● Input rows:
-*-*-

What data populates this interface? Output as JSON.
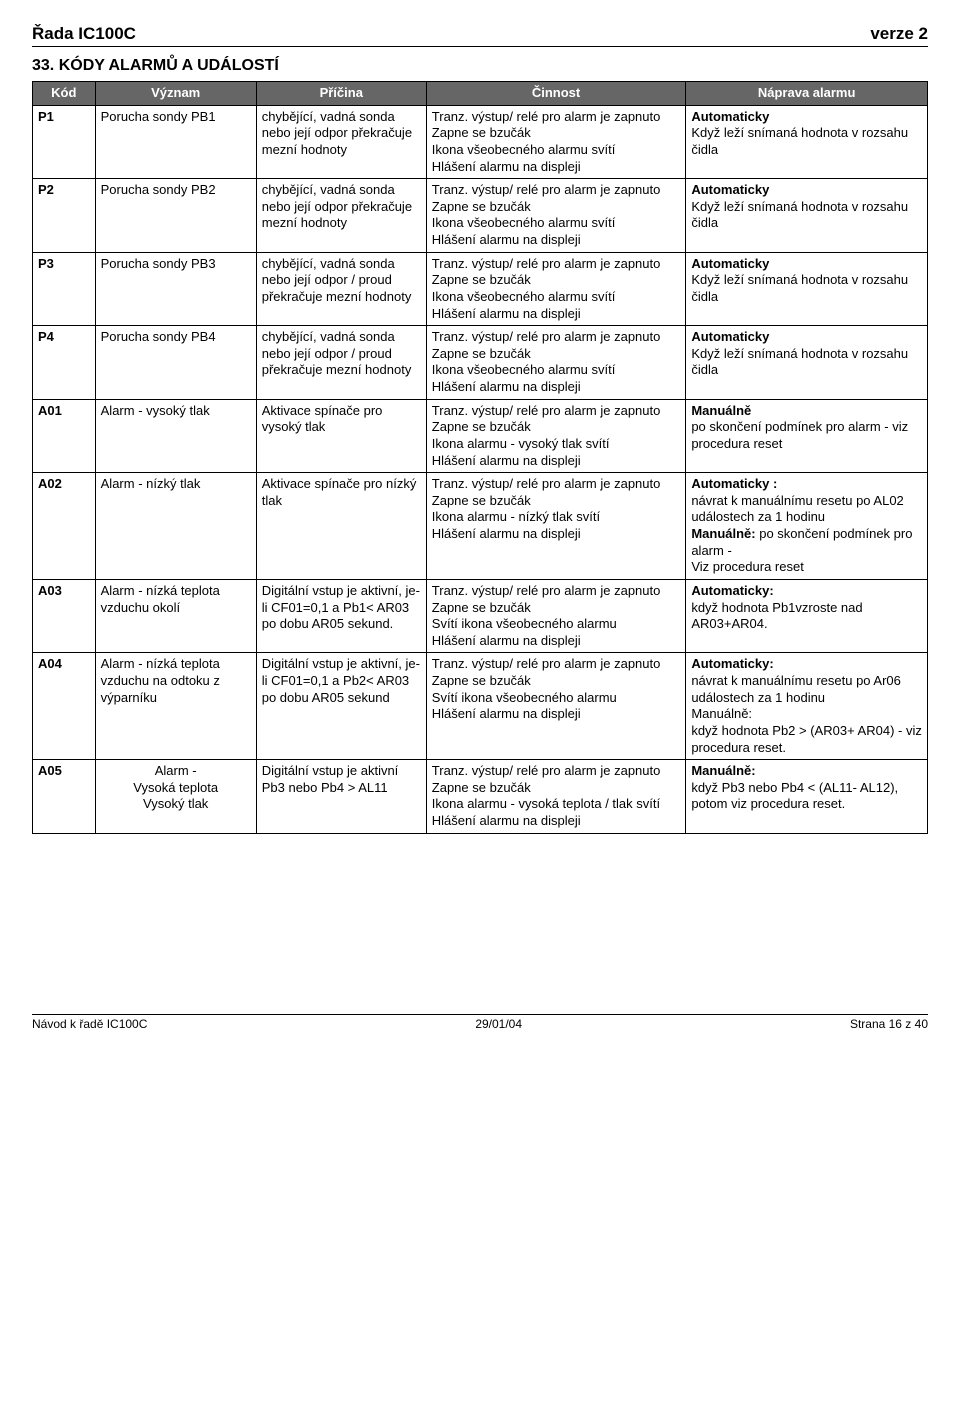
{
  "header": {
    "left": "Řada IC100C",
    "right": "verze 2"
  },
  "section_title": {
    "num": "33.",
    "text": "KÓDY ALARMŮ A UDÁLOSTÍ"
  },
  "columns": {
    "code": "Kód",
    "meaning": "Význam",
    "cause": "Příčina",
    "activity": "Činnost",
    "fix": "Náprava alarmu"
  },
  "rows": [
    {
      "code": "P1",
      "meaning": "Porucha sondy PB1",
      "cause": "chybějící, vadná sonda nebo její odpor překračuje mezní hodnoty",
      "activity": "Tranz. výstup/ relé pro alarm je zapnuto\nZapne se bzučák\nIkona všeobecného alarmu svítí\nHlášení alarmu na displeji",
      "fix_bold": "Automaticky",
      "fix_rest": "Když leží snímaná hodnota v rozsahu čidla"
    },
    {
      "code": "P2",
      "meaning": "Porucha sondy PB2",
      "cause": "chybějící, vadná sonda nebo její odpor překračuje mezní hodnoty",
      "activity": "Tranz. výstup/ relé pro alarm je zapnuto\nZapne se bzučák\nIkona všeobecného alarmu svítí\nHlášení alarmu na displeji",
      "fix_bold": "Automaticky",
      "fix_rest": "Když leží snímaná hodnota v rozsahu čidla"
    },
    {
      "code": "P3",
      "meaning": "Porucha sondy PB3",
      "cause": "chybějící, vadná sonda nebo její odpor / proud překračuje mezní hodnoty",
      "activity": "Tranz. výstup/ relé pro alarm je zapnuto\nZapne se bzučák\nIkona všeobecného alarmu svítí\nHlášení alarmu na displeji",
      "fix_bold": "Automaticky",
      "fix_rest": "Když leží snímaná hodnota v rozsahu čidla"
    },
    {
      "code": "P4",
      "meaning": "Porucha sondy PB4",
      "cause": "chybějící, vadná sonda nebo její odpor / proud překračuje mezní hodnoty",
      "activity": "Tranz. výstup/ relé pro alarm je zapnuto\nZapne se bzučák\nIkona všeobecného alarmu svítí\nHlášení alarmu na displeji",
      "fix_bold": "Automaticky",
      "fix_rest": "Když leží snímaná hodnota v rozsahu čidla"
    },
    {
      "code": "A01",
      "meaning": "Alarm - vysoký tlak",
      "cause": "Aktivace spínače pro vysoký tlak",
      "activity": "Tranz. výstup/ relé pro alarm je zapnuto\nZapne se bzučák\nIkona alarmu - vysoký tlak svítí\nHlášení alarmu na displeji",
      "fix_bold": "Manuálně",
      "fix_rest": "po skončení podmínek pro alarm - viz procedura reset"
    },
    {
      "code": "A02",
      "meaning": "Alarm - nízký tlak",
      "cause": "Aktivace spínače pro nízký tlak",
      "activity": "Tranz. výstup/ relé pro alarm je zapnuto\nZapne se bzučák\nIkona alarmu - nízký tlak svítí\nHlášení alarmu na displeji",
      "fix_html": "<b>Automaticky :</b><br>návrat k manuálnímu resetu po AL02 událostech za 1 hodinu<br><b>Manuálně:</b> po skončení podmínek pro alarm -<br>Viz procedura reset"
    },
    {
      "code": "A03",
      "meaning": "Alarm - nízká teplota vzduchu okolí",
      "cause": "Digitální vstup je aktivní, je-li CF01=0,1 a Pb1< AR03 po dobu AR05 sekund.",
      "cause_just": true,
      "activity": "Tranz. výstup/ relé pro alarm je zapnuto\nZapne se bzučák\nSvítí ikona všeobecného alarmu\nHlášení alarmu na displeji",
      "fix_bold": "Automaticky:",
      "fix_rest": "když hodnota Pb1vzroste nad AR03+AR04."
    },
    {
      "code": "A04",
      "meaning": "Alarm - nízká teplota vzduchu na odtoku z výparníku",
      "cause": "Digitální vstup je aktivní, je-li CF01=0,1 a Pb2< AR03 po dobu AR05 sekund",
      "cause_just": true,
      "activity": "Tranz. výstup/ relé pro alarm je zapnuto\nZapne se bzučák\nSvítí ikona všeobecného alarmu\nHlášení alarmu na displeji",
      "fix_html": "<b>Automaticky:</b><br>návrat k manuálnímu resetu po Ar06 událostech za 1 hodinu<br>Manuálně:<br>když hodnota Pb2 > (AR03+ AR04) - viz procedura reset."
    },
    {
      "code": "A05",
      "meaning": "Alarm -\nVysoká teplota\nVysoký tlak",
      "cause": "Digitální vstup je aktivní\nPb3 nebo Pb4 > AL11",
      "cause_just": true,
      "activity": "Tranz. výstup/ relé pro alarm je zapnuto\nZapne se bzučák\nIkona alarmu - vysoká teplota / tlak svítí\nHlášení alarmu na displeji",
      "fix_html": "<b>Manuálně:</b><br>když Pb3 nebo Pb4 < (AL11- AL12), potom viz procedura reset.",
      "fix_just": true
    }
  ],
  "footer": {
    "left": "Návod k řadě  IC100C",
    "center": "29/01/04",
    "right": "Strana 16 z 40"
  }
}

-*-*-

● Exercise instructions: Omitting all images, print the listing exactly.

● Reply:
What data populates this interface? Output as JSON.
{
  "header": {
    "left": "Řada IC100C",
    "right": "verze 2"
  },
  "section_title": {
    "num": "33.",
    "text": "KÓDY ALARMŮ A UDÁLOSTÍ"
  },
  "columns": {
    "code": "Kód",
    "meaning": "Význam",
    "cause": "Příčina",
    "activity": "Činnost",
    "fix": "Náprava alarmu"
  },
  "rows": [
    {
      "code": "P1",
      "meaning": "Porucha sondy PB1",
      "cause": "chybějící, vadná sonda nebo její odpor překračuje mezní hodnoty",
      "activity": "Tranz. výstup/ relé pro alarm je zapnuto\nZapne se bzučák\nIkona všeobecného alarmu svítí\nHlášení alarmu na displeji",
      "fix_bold": "Automaticky",
      "fix_rest": "Když leží snímaná hodnota v rozsahu čidla"
    },
    {
      "code": "P2",
      "meaning": "Porucha sondy PB2",
      "cause": "chybějící, vadná sonda nebo její odpor překračuje mezní hodnoty",
      "activity": "Tranz. výstup/ relé pro alarm je zapnuto\nZapne se bzučák\nIkona všeobecného alarmu svítí\nHlášení alarmu na displeji",
      "fix_bold": "Automaticky",
      "fix_rest": "Když leží snímaná hodnota v rozsahu čidla"
    },
    {
      "code": "P3",
      "meaning": "Porucha sondy PB3",
      "cause": "chybějící, vadná sonda nebo její odpor / proud překračuje mezní hodnoty",
      "activity": "Tranz. výstup/ relé pro alarm je zapnuto\nZapne se bzučák\nIkona všeobecného alarmu svítí\nHlášení alarmu na displeji",
      "fix_bold": "Automaticky",
      "fix_rest": "Když leží snímaná hodnota v rozsahu čidla"
    },
    {
      "code": "P4",
      "meaning": "Porucha sondy PB4",
      "cause": "chybějící, vadná sonda nebo její odpor / proud překračuje mezní hodnoty",
      "activity": "Tranz. výstup/ relé pro alarm je zapnuto\nZapne se bzučák\nIkona všeobecného alarmu svítí\nHlášení alarmu na displeji",
      "fix_bold": "Automaticky",
      "fix_rest": "Když leží snímaná hodnota v rozsahu čidla"
    },
    {
      "code": "A01",
      "meaning": "Alarm - vysoký tlak",
      "cause": "Aktivace spínače pro vysoký tlak",
      "activity": "Tranz. výstup/ relé pro alarm je zapnuto\nZapne se bzučák\nIkona alarmu - vysoký tlak svítí\nHlášení alarmu na displeji",
      "fix_bold": "Manuálně",
      "fix_rest": "po skončení podmínek pro alarm - viz procedura reset"
    },
    {
      "code": "A02",
      "meaning": "Alarm - nízký tlak",
      "cause": "Aktivace spínače pro nízký tlak",
      "activity": "Tranz. výstup/ relé pro alarm je zapnuto\nZapne se bzučák\nIkona alarmu - nízký tlak svítí\nHlášení alarmu na displeji",
      "fix_html": "<b>Automaticky :</b><br>návrat k manuálnímu resetu po AL02 událostech za 1 hodinu<br><b>Manuálně:</b> po skončení podmínek pro alarm -<br>Viz procedura reset"
    },
    {
      "code": "A03",
      "meaning": "Alarm - nízká teplota vzduchu okolí",
      "cause": "Digitální vstup je aktivní, je-li CF01=0,1 a Pb1< AR03 po dobu AR05 sekund.",
      "cause_just": true,
      "activity": "Tranz. výstup/ relé pro alarm je zapnuto\nZapne se bzučák\nSvítí ikona všeobecného alarmu\nHlášení alarmu na displeji",
      "fix_bold": "Automaticky:",
      "fix_rest": "když hodnota Pb1vzroste nad AR03+AR04."
    },
    {
      "code": "A04",
      "meaning": "Alarm - nízká teplota vzduchu na odtoku z výparníku",
      "cause": "Digitální vstup je aktivní, je-li CF01=0,1 a Pb2< AR03 po dobu AR05 sekund",
      "cause_just": true,
      "activity": "Tranz. výstup/ relé pro alarm je zapnuto\nZapne se bzučák\nSvítí ikona všeobecného alarmu\nHlášení alarmu na displeji",
      "fix_html": "<b>Automaticky:</b><br>návrat k manuálnímu resetu po Ar06 událostech za 1 hodinu<br>Manuálně:<br>když hodnota Pb2 > (AR03+ AR04) - viz procedura reset."
    },
    {
      "code": "A05",
      "meaning": "Alarm -\nVysoká teplota\nVysoký tlak",
      "cause": "Digitální vstup je aktivní\nPb3 nebo Pb4 > AL11",
      "cause_just": true,
      "activity": "Tranz. výstup/ relé pro alarm je zapnuto\nZapne se bzučák\nIkona alarmu - vysoká teplota / tlak svítí\nHlášení alarmu na displeji",
      "fix_html": "<b>Manuálně:</b><br>když Pb3 nebo Pb4 < (AL11- AL12), potom viz procedura reset.",
      "fix_just": true
    }
  ],
  "footer": {
    "left": "Návod k řadě  IC100C",
    "center": "29/01/04",
    "right": "Strana 16 z 40"
  }
}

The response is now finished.